## START DATA

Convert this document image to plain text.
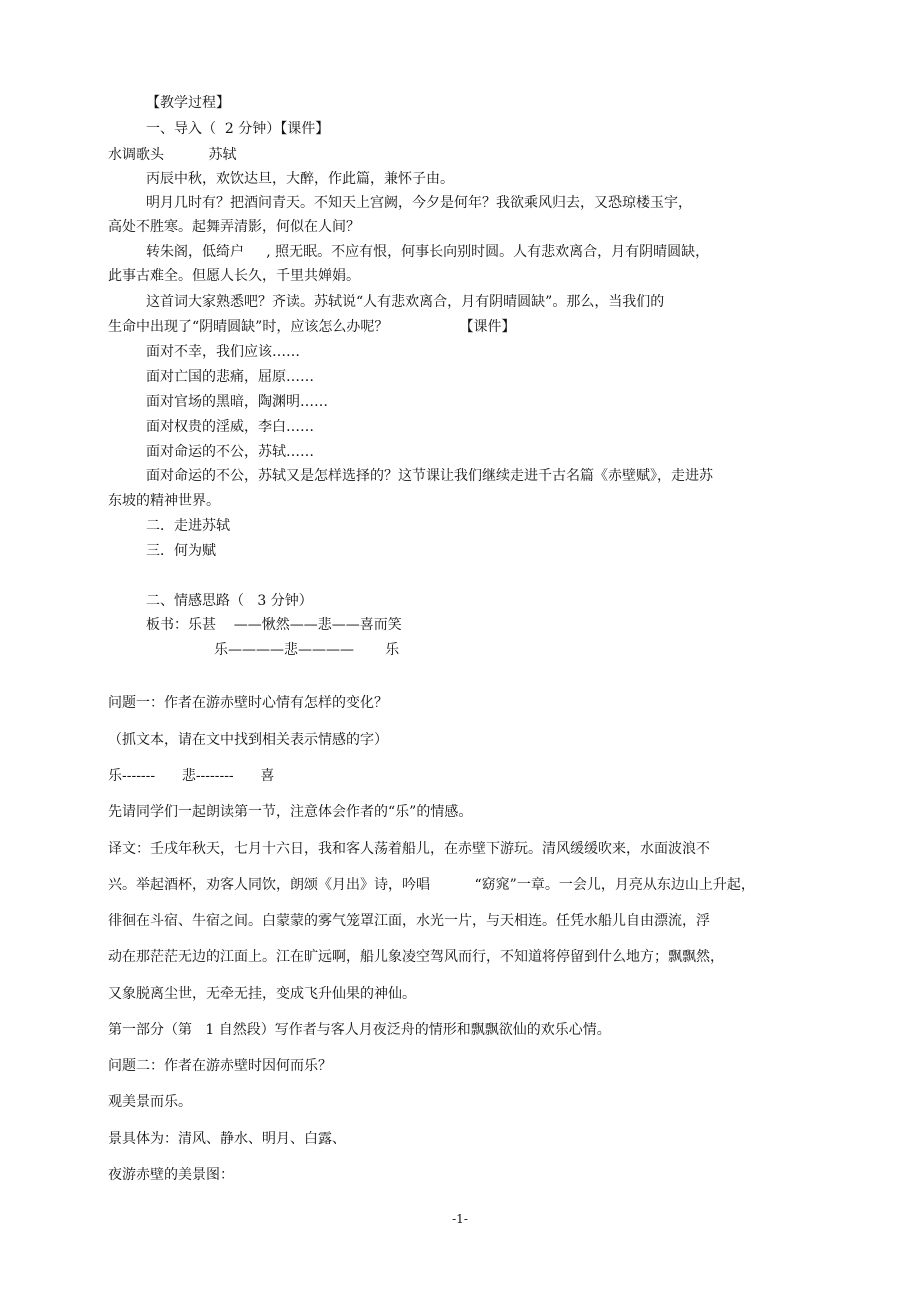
【教学过程】
一、导入（  2 分钟）【课件】
水调歌头          苏轼
丙辰中秋，欢饮达旦，大醉，作此篇，兼怀子由。
明月几时有？把酒问青天。不知天上宫阙，今夕是何年？我欲乘风归去，又恐琼楼玉宇，
高处不胜寒。起舞弄清影，何似在人间？
转朱阁，低绮户     , 照无眠。不应有恨，何事长向别时圆。人有悲欢离合，月有阴晴圆缺，
此事古难全。但愿人长久，千里共婵娟。
这首词大家熟悉吧？齐读。苏轼说“人有悲欢离合，月有阴晴圆缺”。那么，当我们的
生命中出现了“阴晴圆缺”时，应该怎么办呢？                【课件】
面对不幸，我们应该……
面对亡国的悲痛，屈原……
面对官场的黑暗，陶渊明……
面对权贵的淫威，李白……
面对命运的不公，苏轼……
面对命运的不公，苏轼又是怎样选择的？这节课让我们继续走进千古名篇《赤壁赋》，走进苏
东坡的精神世界。
二．走进苏轼
三．何为赋
二、情感思路（   3 分钟）
板书：乐甚    ——愀然——悲——喜而笑
乐————悲————       乐
问题一：作者在游赤壁时心情有怎样的变化？
（抓文本，请在文中找到相关表示情感的字）
乐-------      悲--------      喜
先请同学们一起朗读第一节，注意体会作者的“乐”的情感。
译文：壬戌年秋天，七月十六日，我和客人荡着船儿，在赤壁下游玩。清风缓缓吹来，水面波浪不
兴。举起酒杯，劝客人同饮，朗颂《月出》诗，吟唱          “窈窕”一章。一会儿，月亮从东边山上升起，
徘徊在斗宿、牛宿之间。白蒙蒙的雾气笼罩江面，水光一片，与天相连。任凭水船儿自由漂流，浮
动在那茫茫无边的江面上。江在旷远啊，船儿象凌空驾风而行，不知道将停留到什么地方；飘飘然，
又象脱离尘世，无牵无挂，变成飞升仙果的神仙。
第一部分（第   1 自然段）写作者与客人月夜泛舟的情形和飘飘欲仙的欢乐心情。
问题二：作者在游赤壁时因何而乐？
观美景而乐。
景具体为：清风、静水、明月、白露、
夜游赤壁的美景图：
-1-
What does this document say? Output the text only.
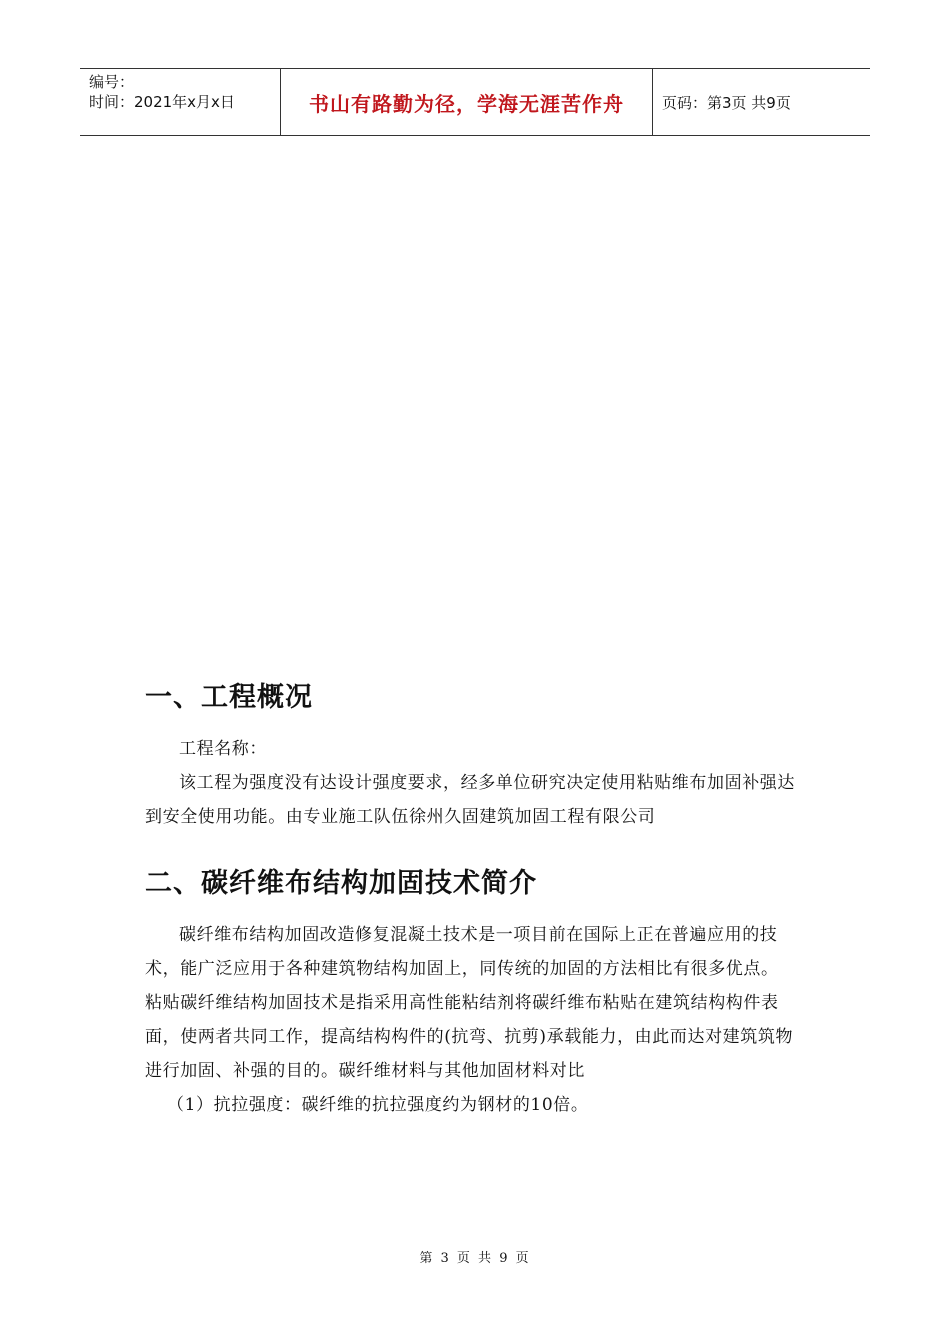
编号：
时间：2021年x月x日	书山有路勤为径，学海无涯苦作舟	页码：第3页 共9页
一、工程概况

工程名称：

该工程为强度没有达设计强度要求，经多单位研究决定使用粘贴维布加固补强达到安全使用功能。由专业施工队伍徐州久固建筑加固工程有限公司

二、碳纤维布结构加固技术简介

碳纤维布结构加固改造修复混凝土技术是一项目前在国际上正在普遍应用的技术，能广泛应用于各种建筑物结构加固上，同传统的加固的方法相比有很多优点。

粘贴碳纤维结构加固技术是指采用高性能粘结剂将碳纤维布粘贴在建筑结构构件表面，使两者共同工作，提高结构构件的(抗弯、抗剪)承载能力，由此而达对建筑筑物进行加固、补强的目的。碳纤维材料与其他加固材料对比

（1）抗拉强度：碳纤维的抗拉强度约为钢材的10倍。

第 3 页 共 9 页
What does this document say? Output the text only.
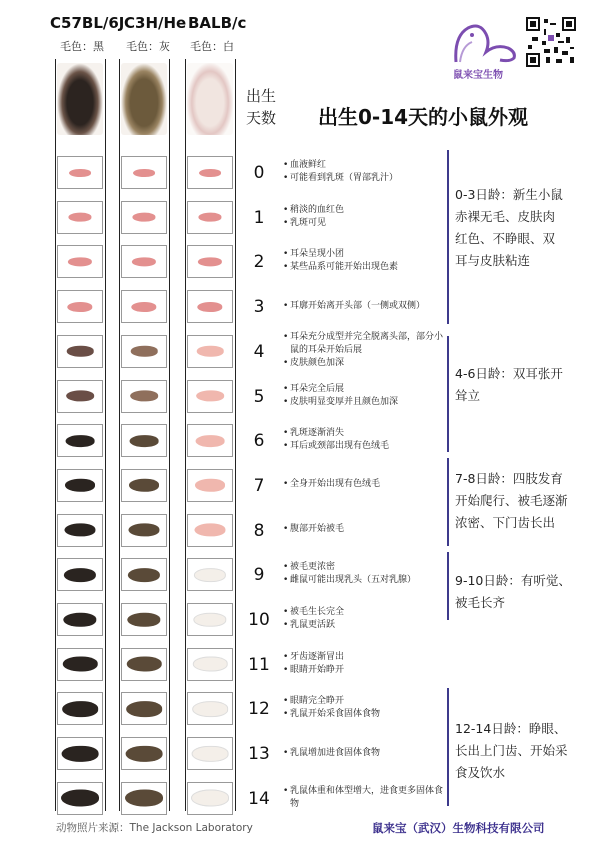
C57BL/6J C3H/He BALB/c
毛色：黑 毛色：灰 毛色：白
鼠来宝生物
出生
天数 出生0-14天的小鼠外观
0	• 血液鲜红
• 可能看到乳斑（胃部乳汁）
1	• 稍淡的血红色
• 乳斑可见
2	• 耳朵呈现小团
• 某些品系可能开始出现色素
3	• 耳廓开始离开头部（一侧或双侧）
4
• 耳朵充分成型并完全脱离头部，部分小鼠的耳朵开始后展
• 皮肤颜色加深
5	• 耳朵完全后展
• 皮肤明显变厚并且颜色加深
6	• 乳斑逐渐消失
• 耳后或颈部出现有色绒毛
7	• 全身开始出现有色绒毛
8	• 腹部开始被毛
9	• 被毛更浓密
• 雌鼠可能出现乳头（五对乳腺）
10	• 被毛生长完全
• 乳鼠更活跃
11	• 牙齿逐渐冒出
• 眼睛开始睁开
12	• 眼睛完全睁开
• 乳鼠开始采食固体食物
13	• 乳鼠增加进食固体食物
14	• 乳鼠体重和体型增大，进食更多固体食物
0-3日龄：新生小鼠
赤裸无毛、皮肤肉
红色、不睁眼、双
耳与皮肤粘连
4-6日龄：双耳张开
耸立
7-8日龄：四肢发育
开始爬行、被毛逐渐
浓密、下门齿长出
9-10日龄：有听觉、
被毛长齐
12-14日龄：睁眼、
长出上门齿、开始采
食及饮水
动物照片来源：The Jackson Laboratory	鼠来宝（武汉）生物科技有限公司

## END DATA

GIVEN INSTRUCTION: Write the listing above out again exactly, dropping each image.

ANSWER FOR THE TASK:
Convert this document image to plain text.
【教学过程】
一、导入（  2 分钟）【课件】
水调歌头          苏轼
丙辰中秋，欢饮达旦，大醉，作此篇，兼怀子由。
明月几时有？把酒问青天。不知天上宫阙，今夕是何年？我欲乘风归去，又恐琼楼玉宇，
高处不胜寒。起舞弄清影，何似在人间？
转朱阁，低绮户     , 照无眠。不应有恨，何事长向别时圆。人有悲欢离合，月有阴晴圆缺，
此事古难全。但愿人长久，千里共婵娟。
这首词大家熟悉吧？齐读。苏轼说“人有悲欢离合，月有阴晴圆缺”。那么，当我们的
生命中出现了“阴晴圆缺”时，应该怎么办呢？                【课件】
面对不幸，我们应该……
面对亡国的悲痛，屈原……
面对官场的黑暗，陶渊明……
面对权贵的淫威，李白……
面对命运的不公，苏轼……
面对命运的不公，苏轼又是怎样选择的？这节课让我们继续走进千古名篇《赤壁赋》，走进苏
东坡的精神世界。
二．走进苏轼
三．何为赋
二、情感思路（   3 分钟）
板书：乐甚    ——愀然——悲——喜而笑
乐————悲————       乐
问题一：作者在游赤壁时心情有怎样的变化？
（抓文本，请在文中找到相关表示情感的字）
乐-------      悲--------      喜
先请同学们一起朗读第一节，注意体会作者的“乐”的情感。
译文：壬戌年秋天，七月十六日，我和客人荡着船儿，在赤壁下游玩。清风缓缓吹来，水面波浪不
兴。举起酒杯，劝客人同饮，朗颂《月出》诗，吟唱          “窈窕”一章。一会儿，月亮从东边山上升起，
徘徊在斗宿、牛宿之间。白蒙蒙的雾气笼罩江面，水光一片，与天相连。任凭水船儿自由漂流，浮
动在那茫茫无边的江面上。江在旷远啊，船儿象凌空驾风而行，不知道将停留到什么地方；飘飘然，
又象脱离尘世，无牵无挂，变成飞升仙果的神仙。
第一部分（第   1 自然段）写作者与客人月夜泛舟的情形和飘飘欲仙的欢乐心情。
问题二：作者在游赤壁时因何而乐？
观美景而乐。
景具体为：清风、静水、明月、白露、
夜游赤壁的美景图：
-1-
What does this document say? Output the text only.
编号：
时间：2021年x月x日	书山有路勤为径，学海无涯苦作舟	页码：第3页 共9页
一、工程概况

工程名称：

该工程为强度没有达设计强度要求，经多单位研究决定使用粘贴维布加固补强达到安全使用功能。由专业施工队伍徐州久固建筑加固工程有限公司

二、碳纤维布结构加固技术简介

碳纤维布结构加固改造修复混凝土技术是一项目前在国际上正在普遍应用的技术，能广泛应用于各种建筑物结构加固上，同传统的加固的方法相比有很多优点。

粘贴碳纤维结构加固技术是指采用高性能粘结剂将碳纤维布粘贴在建筑结构构件表面，使两者共同工作，提高结构构件的(抗弯、抗剪)承载能力，由此而达对建筑筑物进行加固、补强的目的。碳纤维材料与其他加固材料对比

（1）抗拉强度：碳纤维的抗拉强度约为钢材的10倍。

第 3 页 共 9 页
What does this document say? Output the text only.
C57BL/6J C3H/He BALB/c
毛色：黑 毛色：灰 毛色：白
鼠来宝生物
出生
天数 出生0-14天的小鼠外观
0	• 血液鲜红
• 可能看到乳斑（胃部乳汁）
1	• 稍淡的血红色
• 乳斑可见
2	• 耳朵呈现小团
• 某些品系可能开始出现色素
3	• 耳廓开始离开头部（一侧或双侧）
4
• 耳朵充分成型并完全脱离头部，部分小鼠的耳朵开始后展
• 皮肤颜色加深
5	• 耳朵完全后展
• 皮肤明显变厚并且颜色加深
6	• 乳斑逐渐消失
• 耳后或颈部出现有色绒毛
7	• 全身开始出现有色绒毛
8	• 腹部开始被毛
9	• 被毛更浓密
• 雌鼠可能出现乳头（五对乳腺）
10	• 被毛生长完全
• 乳鼠更活跃
11	• 牙齿逐渐冒出
• 眼睛开始睁开
12	• 眼睛完全睁开
• 乳鼠开始采食固体食物
13	• 乳鼠增加进食固体食物
14	• 乳鼠体重和体型增大，进食更多固体食物
0-3日龄：新生小鼠
赤裸无毛、皮肤肉
红色、不睁眼、双
耳与皮肤粘连
4-6日龄：双耳张开
耸立
7-8日龄：四肢发育
开始爬行、被毛逐渐
浓密、下门齿长出
9-10日龄：有听觉、
被毛长齐
12-14日龄：睁眼、
长出上门齿、开始采
食及饮水
动物照片来源：The Jackson Laboratory	鼠来宝（武汉）生物科技有限公司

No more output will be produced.